■ **Written task**: Pick out each line containing the string "image" and copy it.

■ **Data section**:
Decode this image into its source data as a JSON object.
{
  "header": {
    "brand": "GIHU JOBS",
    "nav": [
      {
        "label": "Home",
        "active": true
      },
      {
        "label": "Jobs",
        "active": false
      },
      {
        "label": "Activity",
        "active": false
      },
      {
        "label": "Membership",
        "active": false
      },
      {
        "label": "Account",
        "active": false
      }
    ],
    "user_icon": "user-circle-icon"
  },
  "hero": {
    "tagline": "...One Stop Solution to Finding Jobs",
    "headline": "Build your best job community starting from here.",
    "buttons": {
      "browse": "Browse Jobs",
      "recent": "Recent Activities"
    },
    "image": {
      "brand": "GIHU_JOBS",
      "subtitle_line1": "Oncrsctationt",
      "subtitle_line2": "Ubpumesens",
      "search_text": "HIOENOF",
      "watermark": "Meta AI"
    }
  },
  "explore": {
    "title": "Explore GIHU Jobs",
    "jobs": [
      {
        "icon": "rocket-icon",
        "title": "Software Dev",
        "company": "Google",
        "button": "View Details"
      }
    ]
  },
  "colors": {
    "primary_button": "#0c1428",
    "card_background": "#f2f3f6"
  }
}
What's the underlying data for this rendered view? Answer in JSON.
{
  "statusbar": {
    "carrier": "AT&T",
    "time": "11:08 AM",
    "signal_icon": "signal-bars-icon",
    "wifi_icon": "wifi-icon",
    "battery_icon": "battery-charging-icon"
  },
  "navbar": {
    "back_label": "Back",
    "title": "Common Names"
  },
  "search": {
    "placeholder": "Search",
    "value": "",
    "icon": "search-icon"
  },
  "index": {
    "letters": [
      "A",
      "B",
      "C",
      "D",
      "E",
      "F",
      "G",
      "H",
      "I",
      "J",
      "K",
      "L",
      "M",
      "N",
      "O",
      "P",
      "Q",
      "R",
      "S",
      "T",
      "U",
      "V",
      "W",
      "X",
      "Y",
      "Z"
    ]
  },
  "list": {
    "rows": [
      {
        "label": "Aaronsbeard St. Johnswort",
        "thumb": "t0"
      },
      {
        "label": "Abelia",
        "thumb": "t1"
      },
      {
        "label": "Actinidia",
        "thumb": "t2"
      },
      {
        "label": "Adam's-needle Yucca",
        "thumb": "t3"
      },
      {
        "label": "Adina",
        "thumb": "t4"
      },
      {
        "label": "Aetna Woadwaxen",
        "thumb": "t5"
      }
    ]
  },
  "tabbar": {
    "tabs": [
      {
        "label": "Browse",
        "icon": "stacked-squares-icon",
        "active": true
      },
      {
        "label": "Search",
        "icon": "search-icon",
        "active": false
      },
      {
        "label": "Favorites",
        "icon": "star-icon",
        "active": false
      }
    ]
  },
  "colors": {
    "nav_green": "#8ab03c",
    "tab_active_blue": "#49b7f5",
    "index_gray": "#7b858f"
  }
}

■ **Written answer**:
Decode this image into its source data as a JSON object.
    "image": {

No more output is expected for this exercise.